▸ AIM
Check every line of the entries below for the word "중심으로", and copy the ones that have it.

— start MATERIAL SUPPLIED —

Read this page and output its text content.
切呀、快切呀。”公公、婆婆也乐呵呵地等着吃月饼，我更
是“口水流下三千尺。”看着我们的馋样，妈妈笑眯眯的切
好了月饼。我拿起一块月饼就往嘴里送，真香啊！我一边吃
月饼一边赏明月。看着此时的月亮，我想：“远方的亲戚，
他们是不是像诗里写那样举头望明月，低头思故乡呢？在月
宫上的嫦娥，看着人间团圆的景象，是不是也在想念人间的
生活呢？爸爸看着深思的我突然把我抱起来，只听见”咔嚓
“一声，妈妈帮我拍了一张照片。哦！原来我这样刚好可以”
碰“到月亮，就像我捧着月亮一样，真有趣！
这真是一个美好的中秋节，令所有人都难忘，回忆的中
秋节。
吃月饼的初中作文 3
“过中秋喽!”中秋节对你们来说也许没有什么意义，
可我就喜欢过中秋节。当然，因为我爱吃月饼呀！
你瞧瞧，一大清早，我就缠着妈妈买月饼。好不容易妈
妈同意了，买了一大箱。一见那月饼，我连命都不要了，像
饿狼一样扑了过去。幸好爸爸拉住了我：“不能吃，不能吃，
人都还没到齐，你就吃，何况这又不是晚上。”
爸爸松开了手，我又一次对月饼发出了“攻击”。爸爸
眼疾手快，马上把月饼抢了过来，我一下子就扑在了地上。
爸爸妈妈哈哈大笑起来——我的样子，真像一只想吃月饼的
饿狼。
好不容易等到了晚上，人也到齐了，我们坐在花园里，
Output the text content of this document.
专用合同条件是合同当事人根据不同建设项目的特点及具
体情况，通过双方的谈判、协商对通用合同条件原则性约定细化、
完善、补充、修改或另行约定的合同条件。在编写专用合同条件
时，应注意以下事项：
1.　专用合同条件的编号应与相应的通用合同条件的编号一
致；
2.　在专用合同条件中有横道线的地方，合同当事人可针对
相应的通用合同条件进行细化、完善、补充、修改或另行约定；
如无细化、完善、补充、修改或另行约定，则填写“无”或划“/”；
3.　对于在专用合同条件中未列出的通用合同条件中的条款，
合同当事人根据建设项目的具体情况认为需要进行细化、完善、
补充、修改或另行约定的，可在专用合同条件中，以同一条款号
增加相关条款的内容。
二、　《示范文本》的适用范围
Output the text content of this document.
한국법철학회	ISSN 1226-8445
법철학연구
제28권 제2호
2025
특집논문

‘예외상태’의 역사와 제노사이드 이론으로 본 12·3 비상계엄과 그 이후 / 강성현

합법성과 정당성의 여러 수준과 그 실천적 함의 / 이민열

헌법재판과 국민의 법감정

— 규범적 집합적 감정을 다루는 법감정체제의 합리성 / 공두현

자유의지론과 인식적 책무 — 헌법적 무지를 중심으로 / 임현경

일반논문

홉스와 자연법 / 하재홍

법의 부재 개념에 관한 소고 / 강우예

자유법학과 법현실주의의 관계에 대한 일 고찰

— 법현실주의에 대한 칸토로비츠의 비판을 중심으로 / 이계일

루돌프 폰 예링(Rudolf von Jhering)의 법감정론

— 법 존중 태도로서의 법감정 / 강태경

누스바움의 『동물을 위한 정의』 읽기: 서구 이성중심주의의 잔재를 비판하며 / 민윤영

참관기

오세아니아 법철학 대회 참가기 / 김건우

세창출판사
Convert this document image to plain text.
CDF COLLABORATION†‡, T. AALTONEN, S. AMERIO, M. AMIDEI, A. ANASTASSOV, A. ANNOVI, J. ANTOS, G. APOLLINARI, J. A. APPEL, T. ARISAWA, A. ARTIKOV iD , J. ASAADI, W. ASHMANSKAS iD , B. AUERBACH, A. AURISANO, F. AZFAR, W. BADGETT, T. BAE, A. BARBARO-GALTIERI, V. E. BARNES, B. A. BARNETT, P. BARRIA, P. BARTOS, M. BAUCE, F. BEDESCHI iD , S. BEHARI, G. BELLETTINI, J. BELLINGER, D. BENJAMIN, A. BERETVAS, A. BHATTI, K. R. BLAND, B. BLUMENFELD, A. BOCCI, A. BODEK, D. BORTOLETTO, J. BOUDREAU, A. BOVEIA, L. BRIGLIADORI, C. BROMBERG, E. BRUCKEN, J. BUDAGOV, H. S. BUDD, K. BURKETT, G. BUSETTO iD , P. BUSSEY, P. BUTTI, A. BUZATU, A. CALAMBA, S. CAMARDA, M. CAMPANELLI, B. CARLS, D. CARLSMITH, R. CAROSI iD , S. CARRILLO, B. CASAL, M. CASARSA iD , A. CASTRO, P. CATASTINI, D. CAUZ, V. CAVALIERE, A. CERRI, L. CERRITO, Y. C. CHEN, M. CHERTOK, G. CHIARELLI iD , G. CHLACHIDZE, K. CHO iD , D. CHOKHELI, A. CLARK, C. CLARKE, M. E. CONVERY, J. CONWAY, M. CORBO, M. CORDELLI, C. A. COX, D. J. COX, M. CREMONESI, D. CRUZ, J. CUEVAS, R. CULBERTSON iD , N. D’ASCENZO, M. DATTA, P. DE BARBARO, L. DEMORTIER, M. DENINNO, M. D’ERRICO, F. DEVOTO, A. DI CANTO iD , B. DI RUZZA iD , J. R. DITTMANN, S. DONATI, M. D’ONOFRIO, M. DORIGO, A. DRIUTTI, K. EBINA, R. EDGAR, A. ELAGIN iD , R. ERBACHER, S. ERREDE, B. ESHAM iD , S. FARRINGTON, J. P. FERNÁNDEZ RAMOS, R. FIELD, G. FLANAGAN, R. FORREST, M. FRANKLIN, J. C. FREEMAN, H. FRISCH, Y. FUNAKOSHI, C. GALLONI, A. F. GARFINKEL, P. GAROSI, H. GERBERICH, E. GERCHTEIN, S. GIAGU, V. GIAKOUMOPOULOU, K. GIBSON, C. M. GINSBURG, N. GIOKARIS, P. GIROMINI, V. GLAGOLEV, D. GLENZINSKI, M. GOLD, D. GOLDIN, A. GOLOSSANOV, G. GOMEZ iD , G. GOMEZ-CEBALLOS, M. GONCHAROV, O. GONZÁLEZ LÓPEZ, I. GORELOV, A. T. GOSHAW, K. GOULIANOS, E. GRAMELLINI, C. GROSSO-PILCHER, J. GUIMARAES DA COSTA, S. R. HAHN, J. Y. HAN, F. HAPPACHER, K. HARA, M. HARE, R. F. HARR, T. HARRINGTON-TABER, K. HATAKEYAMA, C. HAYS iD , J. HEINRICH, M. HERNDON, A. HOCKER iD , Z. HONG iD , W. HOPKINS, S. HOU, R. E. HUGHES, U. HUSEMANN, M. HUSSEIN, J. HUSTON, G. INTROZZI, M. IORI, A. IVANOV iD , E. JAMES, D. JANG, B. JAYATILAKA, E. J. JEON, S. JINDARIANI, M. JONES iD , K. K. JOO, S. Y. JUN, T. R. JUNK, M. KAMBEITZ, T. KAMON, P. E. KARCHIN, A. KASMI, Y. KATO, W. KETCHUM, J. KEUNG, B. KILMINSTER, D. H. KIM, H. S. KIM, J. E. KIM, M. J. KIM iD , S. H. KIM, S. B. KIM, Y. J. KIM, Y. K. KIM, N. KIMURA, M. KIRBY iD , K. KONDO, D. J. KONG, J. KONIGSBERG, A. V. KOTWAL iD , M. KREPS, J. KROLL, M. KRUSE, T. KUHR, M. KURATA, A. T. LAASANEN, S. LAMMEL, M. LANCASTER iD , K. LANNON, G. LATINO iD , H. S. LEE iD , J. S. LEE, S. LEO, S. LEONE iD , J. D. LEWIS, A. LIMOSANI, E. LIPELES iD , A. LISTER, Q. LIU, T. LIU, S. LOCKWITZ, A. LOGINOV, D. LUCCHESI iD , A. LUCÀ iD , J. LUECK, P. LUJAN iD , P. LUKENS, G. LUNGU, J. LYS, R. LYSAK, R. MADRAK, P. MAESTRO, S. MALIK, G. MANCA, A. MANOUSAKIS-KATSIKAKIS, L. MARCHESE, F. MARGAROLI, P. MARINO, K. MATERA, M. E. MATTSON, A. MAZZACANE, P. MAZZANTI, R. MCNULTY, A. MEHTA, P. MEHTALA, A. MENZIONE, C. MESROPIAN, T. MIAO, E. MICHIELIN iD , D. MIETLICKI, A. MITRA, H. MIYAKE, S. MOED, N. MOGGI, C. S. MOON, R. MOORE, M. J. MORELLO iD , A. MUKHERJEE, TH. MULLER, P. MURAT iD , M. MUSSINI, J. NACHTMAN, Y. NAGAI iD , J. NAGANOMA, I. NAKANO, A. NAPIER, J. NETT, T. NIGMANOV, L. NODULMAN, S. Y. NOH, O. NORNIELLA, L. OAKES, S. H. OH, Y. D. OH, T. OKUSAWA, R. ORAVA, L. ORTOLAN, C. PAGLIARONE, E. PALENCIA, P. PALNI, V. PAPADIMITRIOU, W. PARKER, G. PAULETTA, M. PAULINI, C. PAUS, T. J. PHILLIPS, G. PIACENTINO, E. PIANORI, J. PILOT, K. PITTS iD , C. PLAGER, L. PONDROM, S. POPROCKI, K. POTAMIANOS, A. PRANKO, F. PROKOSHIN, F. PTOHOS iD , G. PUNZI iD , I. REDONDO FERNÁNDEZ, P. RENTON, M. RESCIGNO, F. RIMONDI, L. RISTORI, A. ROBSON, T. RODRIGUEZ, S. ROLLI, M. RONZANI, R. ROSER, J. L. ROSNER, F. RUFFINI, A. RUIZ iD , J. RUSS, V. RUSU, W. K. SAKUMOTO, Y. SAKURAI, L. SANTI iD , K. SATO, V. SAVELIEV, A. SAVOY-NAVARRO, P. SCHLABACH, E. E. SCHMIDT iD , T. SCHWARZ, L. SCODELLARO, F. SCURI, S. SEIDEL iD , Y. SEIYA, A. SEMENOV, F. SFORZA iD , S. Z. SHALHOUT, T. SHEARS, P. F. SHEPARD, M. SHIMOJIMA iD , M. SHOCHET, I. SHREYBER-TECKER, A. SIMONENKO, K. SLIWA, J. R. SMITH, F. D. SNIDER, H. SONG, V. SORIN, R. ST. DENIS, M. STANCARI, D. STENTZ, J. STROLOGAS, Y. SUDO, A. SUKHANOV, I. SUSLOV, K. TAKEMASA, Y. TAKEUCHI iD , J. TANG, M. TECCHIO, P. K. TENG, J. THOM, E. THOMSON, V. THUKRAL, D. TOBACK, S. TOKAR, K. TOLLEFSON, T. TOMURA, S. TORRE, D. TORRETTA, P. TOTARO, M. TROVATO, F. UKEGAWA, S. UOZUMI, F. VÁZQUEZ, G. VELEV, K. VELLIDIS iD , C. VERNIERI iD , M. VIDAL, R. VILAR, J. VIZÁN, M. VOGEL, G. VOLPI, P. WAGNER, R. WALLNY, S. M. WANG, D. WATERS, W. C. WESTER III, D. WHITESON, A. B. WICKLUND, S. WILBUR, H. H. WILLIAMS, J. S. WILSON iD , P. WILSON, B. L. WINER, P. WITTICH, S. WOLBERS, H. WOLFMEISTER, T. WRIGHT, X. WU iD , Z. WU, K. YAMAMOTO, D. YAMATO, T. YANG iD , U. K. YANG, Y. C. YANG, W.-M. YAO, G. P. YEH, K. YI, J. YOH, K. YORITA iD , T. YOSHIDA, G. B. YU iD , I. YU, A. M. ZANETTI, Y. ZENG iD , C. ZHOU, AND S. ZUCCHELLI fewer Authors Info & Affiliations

— end MATERIAL SUPPLIED —

▸ SOLUTION
자유의지론과 인식적 책무 — 헌법적 무지를 중심으로 / 임현경
— 법현실주의에 대한 칸토로비츠의 비판을 중심으로 / 이계일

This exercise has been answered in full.